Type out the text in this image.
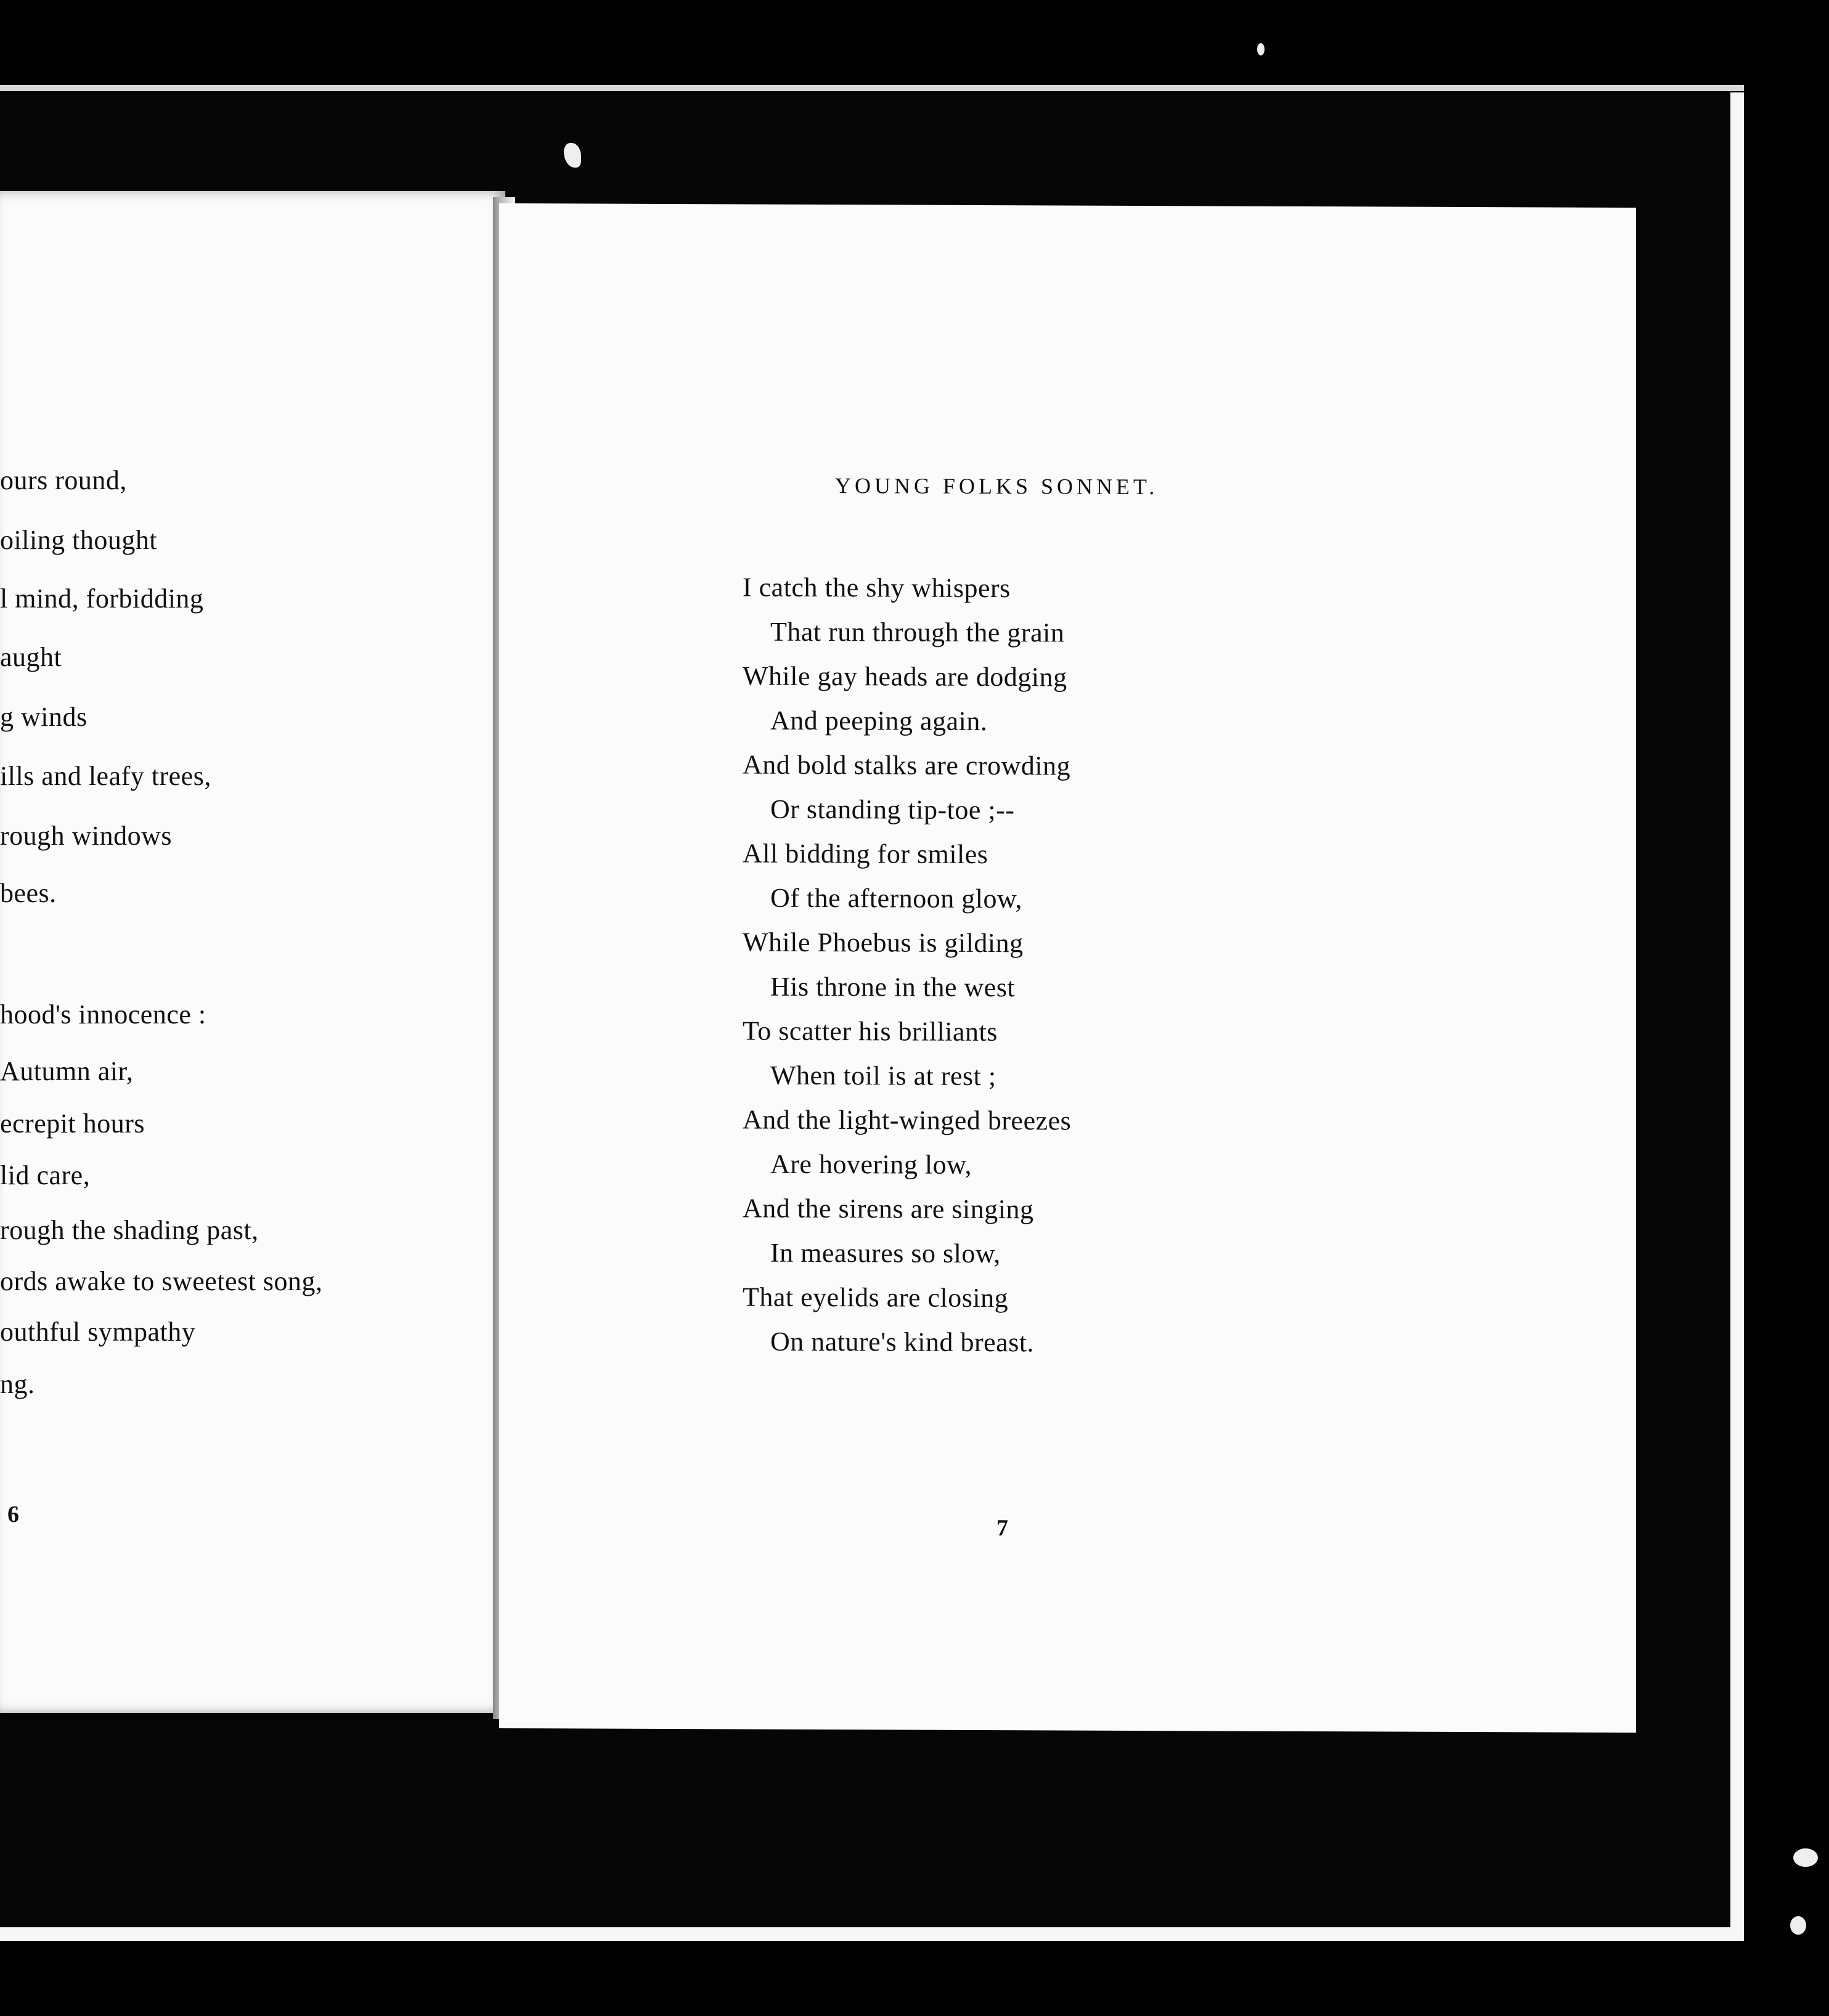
6
ours round,
oiling thought
l mind, forbidding
aught
g winds
ills and leafy trees,
rough windows
bees.
hood's innocence :
Autumn air,
ecrepit hours
lid care,
rough the shading past,
ords awake to sweetest song,
outhful sympathy
ng.
YOUNG FOLKS SONNET.
7
I catch the shy whispers
That run through the grain
While gay heads are dodging
And peeping again.
And bold stalks are crowding
Or standing tip-toe ;--
All bidding for smiles
Of the afternoon glow,
While Phoebus is gilding
His throne in the west
To scatter his brilliants
When toil is at rest ;
And the light-winged breezes
Are hovering low,
And the sirens are singing
In measures so slow,
That eyelids are closing
On nature's kind breast.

──────────

*Written request:* Examine the records and pull out every line where the string "While" occurs.

*Result:*
While gay heads are dodging
While Phoebus is gilding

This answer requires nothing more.